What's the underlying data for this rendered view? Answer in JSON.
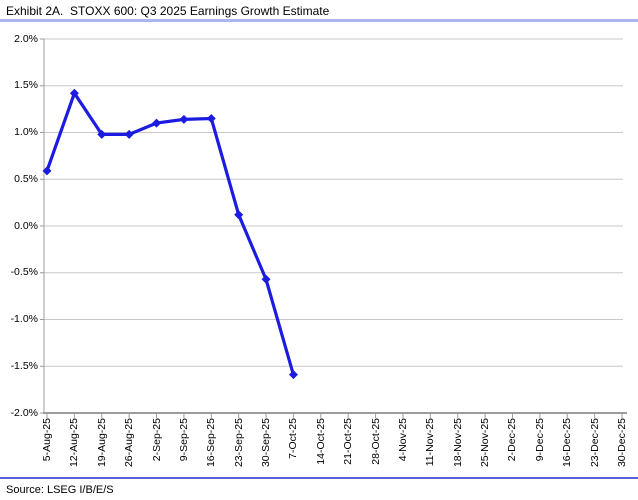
{
  "header": {
    "title": "Exhibit 2A.  STOXX 600: Q3 2025 Earnings Growth Estimate"
  },
  "footer": {
    "source": "Source: LSEG I/B/E/S"
  },
  "colors": {
    "line": "#1c1ce0",
    "gridline": "#c8c8c8",
    "axis": "#9c9c9c",
    "top_rule": "#adb5ee",
    "bottom_rule": "#5763dd",
    "text": "#000000"
  },
  "chart_data": {
    "type": "line",
    "title": "Exhibit 2A.  STOXX 600: Q3 2025 Earnings Growth Estimate",
    "xlabel": "",
    "ylabel": "",
    "unit": "percent",
    "ylim": [
      -2.0,
      2.0
    ],
    "ytick_step": 0.5,
    "y_tick_labels": [
      "2.0%",
      "1.5%",
      "1.0%",
      "0.5%",
      "0.0%",
      "-0.5%",
      "-1.0%",
      "-1.5%",
      "-2.0%"
    ],
    "grid": true,
    "legend_position": "none",
    "marker": "diamond",
    "categories": [
      "5-Aug-25",
      "12-Aug-25",
      "19-Aug-25",
      "26-Aug-25",
      "2-Sep-25",
      "9-Sep-25",
      "16-Sep-25",
      "23-Sep-25",
      "30-Sep-25",
      "7-Oct-25",
      "14-Oct-25",
      "21-Oct-25",
      "28-Oct-25",
      "4-Nov-25",
      "11-Nov-25",
      "18-Nov-25",
      "25-Nov-25",
      "2-Dec-25",
      "9-Dec-25",
      "16-Dec-25",
      "23-Dec-25",
      "30-Dec-25"
    ],
    "series": [
      {
        "name": "Q3 2025 earnings growth estimate",
        "values": [
          0.59,
          1.42,
          0.98,
          0.98,
          1.1,
          1.14,
          1.15,
          0.12,
          -0.57,
          -1.59,
          null,
          null,
          null,
          null,
          null,
          null,
          null,
          null,
          null,
          null,
          null,
          null
        ]
      }
    ]
  }
}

# [Written instruction]
Quote each entry above verbatim and drop the pictures.

# [Finished task]
What's the underlying data for this rendered view? Answer in JSON.
{
  "header": {
    "title": "Exhibit 2A.  STOXX 600: Q3 2025 Earnings Growth Estimate"
  },
  "footer": {
    "source": "Source: LSEG I/B/E/S"
  },
  "colors": {
    "line": "#1c1ce0",
    "gridline": "#c8c8c8",
    "axis": "#9c9c9c",
    "top_rule": "#adb5ee",
    "bottom_rule": "#5763dd",
    "text": "#000000"
  },
  "chart_data": {
    "type": "line",
    "title": "Exhibit 2A.  STOXX 600: Q3 2025 Earnings Growth Estimate",
    "xlabel": "",
    "ylabel": "",
    "unit": "percent",
    "ylim": [
      -2.0,
      2.0
    ],
    "ytick_step": 0.5,
    "y_tick_labels": [
      "2.0%",
      "1.5%",
      "1.0%",
      "0.5%",
      "0.0%",
      "-0.5%",
      "-1.0%",
      "-1.5%",
      "-2.0%"
    ],
    "grid": true,
    "legend_position": "none",
    "marker": "diamond",
    "categories": [
      "5-Aug-25",
      "12-Aug-25",
      "19-Aug-25",
      "26-Aug-25",
      "2-Sep-25",
      "9-Sep-25",
      "16-Sep-25",
      "23-Sep-25",
      "30-Sep-25",
      "7-Oct-25",
      "14-Oct-25",
      "21-Oct-25",
      "28-Oct-25",
      "4-Nov-25",
      "11-Nov-25",
      "18-Nov-25",
      "25-Nov-25",
      "2-Dec-25",
      "9-Dec-25",
      "16-Dec-25",
      "23-Dec-25",
      "30-Dec-25"
    ],
    "series": [
      {
        "name": "Q3 2025 earnings growth estimate",
        "values": [
          0.59,
          1.42,
          0.98,
          0.98,
          1.1,
          1.14,
          1.15,
          0.12,
          -0.57,
          -1.59,
          null,
          null,
          null,
          null,
          null,
          null,
          null,
          null,
          null,
          null,
          null,
          null
        ]
      }
    ]
  }
}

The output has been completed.